[Chart and figure data]
━━━━━━━━━━━━━━━━━━━━

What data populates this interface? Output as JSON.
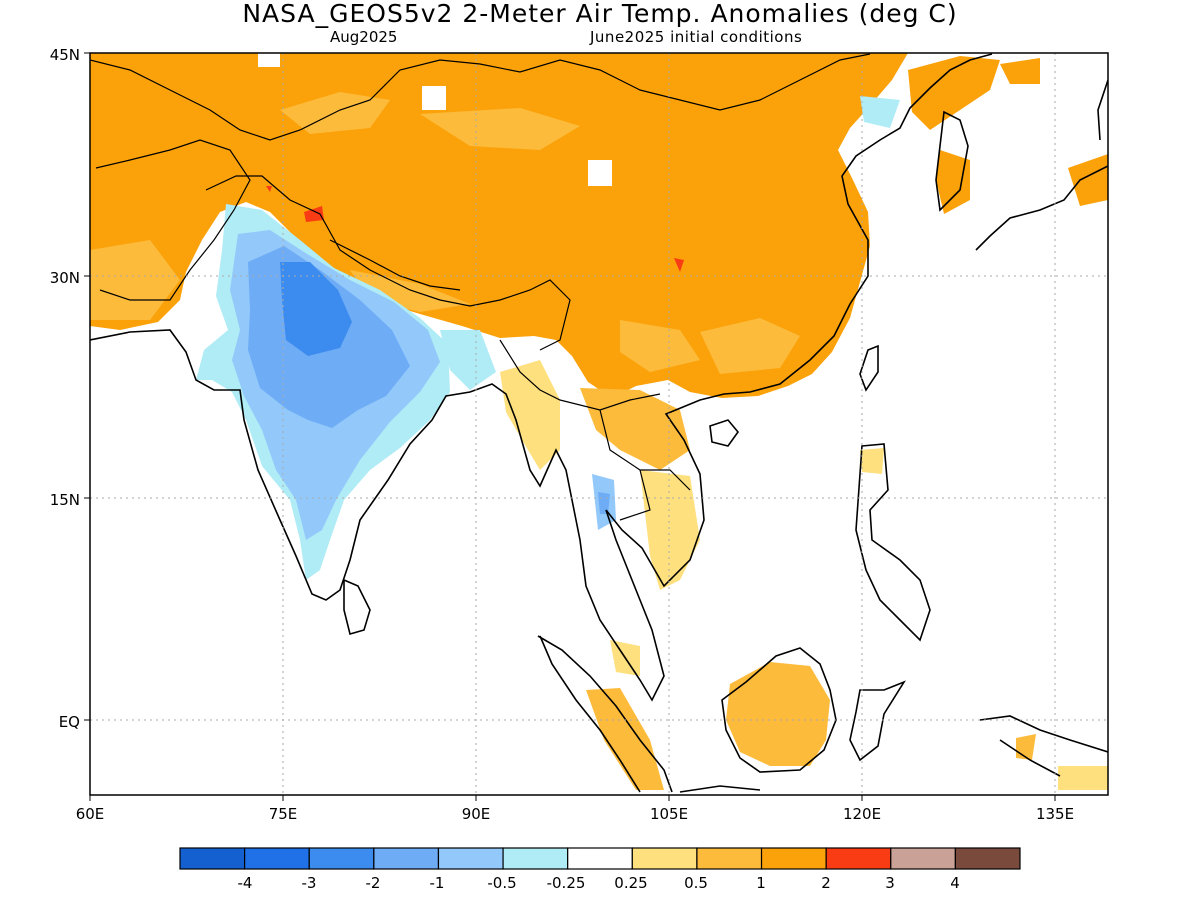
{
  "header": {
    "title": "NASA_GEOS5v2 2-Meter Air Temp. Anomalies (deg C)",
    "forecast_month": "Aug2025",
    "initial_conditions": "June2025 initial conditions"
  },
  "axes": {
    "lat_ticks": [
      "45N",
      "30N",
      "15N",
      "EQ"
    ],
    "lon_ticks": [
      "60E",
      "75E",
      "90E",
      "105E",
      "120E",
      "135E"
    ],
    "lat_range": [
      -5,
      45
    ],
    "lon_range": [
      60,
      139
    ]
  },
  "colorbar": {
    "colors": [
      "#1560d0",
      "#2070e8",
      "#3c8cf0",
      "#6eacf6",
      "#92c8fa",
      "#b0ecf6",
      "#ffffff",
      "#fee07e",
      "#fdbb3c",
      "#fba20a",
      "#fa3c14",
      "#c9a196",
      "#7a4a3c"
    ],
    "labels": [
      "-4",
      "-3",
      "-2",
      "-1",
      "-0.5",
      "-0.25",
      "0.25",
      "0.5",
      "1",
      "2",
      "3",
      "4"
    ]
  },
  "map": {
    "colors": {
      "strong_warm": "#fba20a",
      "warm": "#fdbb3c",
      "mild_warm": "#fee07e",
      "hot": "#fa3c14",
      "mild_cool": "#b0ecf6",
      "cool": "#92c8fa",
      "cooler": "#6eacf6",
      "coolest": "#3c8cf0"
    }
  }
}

━━━━━━━━━━━━━━━━━━━━

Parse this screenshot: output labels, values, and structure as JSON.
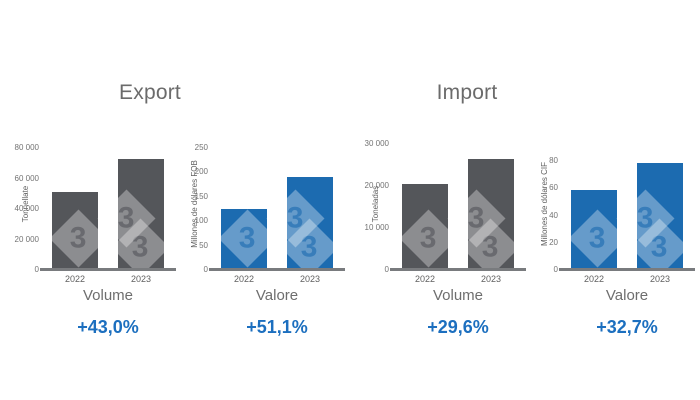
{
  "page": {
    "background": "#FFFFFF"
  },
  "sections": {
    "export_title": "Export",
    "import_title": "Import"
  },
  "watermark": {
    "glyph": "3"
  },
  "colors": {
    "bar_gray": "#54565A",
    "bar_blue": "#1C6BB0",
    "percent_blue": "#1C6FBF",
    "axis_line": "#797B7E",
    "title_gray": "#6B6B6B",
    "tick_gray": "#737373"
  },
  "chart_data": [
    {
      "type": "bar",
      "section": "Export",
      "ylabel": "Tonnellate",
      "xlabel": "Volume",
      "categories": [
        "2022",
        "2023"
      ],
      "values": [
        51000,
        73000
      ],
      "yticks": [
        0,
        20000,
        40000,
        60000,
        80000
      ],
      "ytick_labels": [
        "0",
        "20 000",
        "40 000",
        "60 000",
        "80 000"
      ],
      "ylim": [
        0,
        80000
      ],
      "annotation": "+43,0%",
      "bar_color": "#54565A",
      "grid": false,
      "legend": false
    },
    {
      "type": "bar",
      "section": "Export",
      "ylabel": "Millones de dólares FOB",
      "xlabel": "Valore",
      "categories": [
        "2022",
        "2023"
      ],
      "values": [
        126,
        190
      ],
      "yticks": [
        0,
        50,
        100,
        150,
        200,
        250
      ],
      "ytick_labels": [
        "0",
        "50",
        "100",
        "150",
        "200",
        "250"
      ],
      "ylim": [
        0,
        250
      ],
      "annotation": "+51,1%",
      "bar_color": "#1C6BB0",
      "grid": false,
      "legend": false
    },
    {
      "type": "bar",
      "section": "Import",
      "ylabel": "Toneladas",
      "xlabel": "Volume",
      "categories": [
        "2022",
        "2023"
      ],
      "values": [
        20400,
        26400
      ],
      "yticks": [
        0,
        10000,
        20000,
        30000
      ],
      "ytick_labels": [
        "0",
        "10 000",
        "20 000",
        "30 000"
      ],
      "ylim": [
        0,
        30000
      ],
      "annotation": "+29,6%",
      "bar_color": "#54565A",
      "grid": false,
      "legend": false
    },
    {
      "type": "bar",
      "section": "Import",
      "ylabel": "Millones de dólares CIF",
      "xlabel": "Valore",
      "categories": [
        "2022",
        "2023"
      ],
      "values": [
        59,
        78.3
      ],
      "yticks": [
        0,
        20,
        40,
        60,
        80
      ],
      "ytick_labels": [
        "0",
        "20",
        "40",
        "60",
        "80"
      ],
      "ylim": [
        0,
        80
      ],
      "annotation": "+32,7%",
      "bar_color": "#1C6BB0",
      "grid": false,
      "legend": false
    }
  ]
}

━━━━━━━━━━━━━━━━━━━━

▶ _Exercise directions_
Isolate the lines above that contain the word "ylabel" and copy them.

▶ _Exercise solution_
      "ylabel": "Tonnellate",
      "ylabel": "Millones de dólares FOB",
      "ylabel": "Toneladas",
      "ylabel": "Millones de dólares CIF",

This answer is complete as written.